Stored data entries:
## start

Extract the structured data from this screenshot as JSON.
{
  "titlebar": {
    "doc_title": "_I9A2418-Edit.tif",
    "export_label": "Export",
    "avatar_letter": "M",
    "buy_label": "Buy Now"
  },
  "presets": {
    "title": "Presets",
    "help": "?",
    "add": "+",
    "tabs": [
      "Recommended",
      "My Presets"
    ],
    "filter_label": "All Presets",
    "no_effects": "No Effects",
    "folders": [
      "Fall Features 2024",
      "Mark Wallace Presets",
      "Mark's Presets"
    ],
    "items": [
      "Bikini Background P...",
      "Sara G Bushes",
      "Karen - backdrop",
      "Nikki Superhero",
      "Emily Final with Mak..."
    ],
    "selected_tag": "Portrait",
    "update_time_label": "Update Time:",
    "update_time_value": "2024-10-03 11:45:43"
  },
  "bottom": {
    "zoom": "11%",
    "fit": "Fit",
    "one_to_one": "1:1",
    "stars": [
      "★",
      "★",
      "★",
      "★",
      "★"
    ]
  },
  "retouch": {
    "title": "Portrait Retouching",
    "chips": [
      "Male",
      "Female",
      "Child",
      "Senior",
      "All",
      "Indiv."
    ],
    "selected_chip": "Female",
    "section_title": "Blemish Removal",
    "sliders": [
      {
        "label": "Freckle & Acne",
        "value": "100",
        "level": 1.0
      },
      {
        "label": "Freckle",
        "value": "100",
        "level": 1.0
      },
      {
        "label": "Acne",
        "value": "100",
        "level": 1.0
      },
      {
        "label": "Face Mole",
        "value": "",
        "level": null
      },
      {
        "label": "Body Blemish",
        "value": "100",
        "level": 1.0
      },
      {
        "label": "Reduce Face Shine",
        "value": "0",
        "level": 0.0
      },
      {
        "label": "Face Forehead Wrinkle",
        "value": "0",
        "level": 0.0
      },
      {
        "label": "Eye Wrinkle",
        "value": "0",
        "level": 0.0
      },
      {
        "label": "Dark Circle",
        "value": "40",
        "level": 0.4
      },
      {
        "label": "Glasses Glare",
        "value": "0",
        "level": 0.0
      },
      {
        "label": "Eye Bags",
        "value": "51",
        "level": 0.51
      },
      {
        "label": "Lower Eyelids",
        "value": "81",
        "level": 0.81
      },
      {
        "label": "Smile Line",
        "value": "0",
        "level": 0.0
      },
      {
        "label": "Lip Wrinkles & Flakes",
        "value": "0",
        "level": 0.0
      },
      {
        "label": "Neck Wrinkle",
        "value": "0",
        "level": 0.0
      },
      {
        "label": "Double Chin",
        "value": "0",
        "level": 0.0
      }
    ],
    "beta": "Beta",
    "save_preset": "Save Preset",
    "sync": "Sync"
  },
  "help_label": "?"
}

## end

▶ _EXERCISE INSTRUCTIONS_
Write the data out again in full and exactly.

▶ _RESULT_
Extract the structured data from this screenshot as JSON.
{
  "titlebar": {
    "doc_title": "_I9A2418-Edit.tif",
    "export_label": "Export",
    "avatar_letter": "M",
    "buy_label": "Buy Now"
  },
  "presets": {
    "title": "Presets",
    "help": "?",
    "add": "+",
    "tabs": [
      "Recommended",
      "My Presets"
    ],
    "filter_label": "All Presets",
    "no_effects": "No Effects",
    "folders": [
      "Fall Features 2024",
      "Mark Wallace Presets",
      "Mark's Presets"
    ],
    "items": [
      "Bikini Background P...",
      "Sara G Bushes",
      "Karen - backdrop",
      "Nikki Superhero",
      "Emily Final with Mak..."
    ],
    "selected_tag": "Portrait",
    "update_time_label": "Update Time:",
    "update_time_value": "2024-10-03 11:45:43"
  },
  "bottom": {
    "zoom": "11%",
    "fit": "Fit",
    "one_to_one": "1:1",
    "stars": [
      "★",
      "★",
      "★",
      "★",
      "★"
    ]
  },
  "retouch": {
    "title": "Portrait Retouching",
    "chips": [
      "Male",
      "Female",
      "Child",
      "Senior",
      "All",
      "Indiv."
    ],
    "selected_chip": "Female",
    "section_title": "Blemish Removal",
    "sliders": [
      {
        "label": "Freckle & Acne",
        "value": "100",
        "level": 1.0
      },
      {
        "label": "Freckle",
        "value": "100",
        "level": 1.0
      },
      {
        "label": "Acne",
        "value": "100",
        "level": 1.0
      },
      {
        "label": "Face Mole",
        "value": "",
        "level": null
      },
      {
        "label": "Body Blemish",
        "value": "100",
        "level": 1.0
      },
      {
        "label": "Reduce Face Shine",
        "value": "0",
        "level": 0.0
      },
      {
        "label": "Face Forehead Wrinkle",
        "value": "0",
        "level": 0.0
      },
      {
        "label": "Eye Wrinkle",
        "value": "0",
        "level": 0.0
      },
      {
        "label": "Dark Circle",
        "value": "40",
        "level": 0.4
      },
      {
        "label": "Glasses Glare",
        "value": "0",
        "level": 0.0
      },
      {
        "label": "Eye Bags",
        "value": "51",
        "level": 0.51
      },
      {
        "label": "Lower Eyelids",
        "value": "81",
        "level": 0.81
      },
      {
        "label": "Smile Line",
        "value": "0",
        "level": 0.0
      },
      {
        "label": "Lip Wrinkles & Flakes",
        "value": "0",
        "level": 0.0
      },
      {
        "label": "Neck Wrinkle",
        "value": "0",
        "level": 0.0
      },
      {
        "label": "Double Chin",
        "value": "0",
        "level": 0.0
      }
    ],
    "beta": "Beta",
    "save_preset": "Save Preset",
    "sync": "Sync"
  },
  "help_label": "?"
}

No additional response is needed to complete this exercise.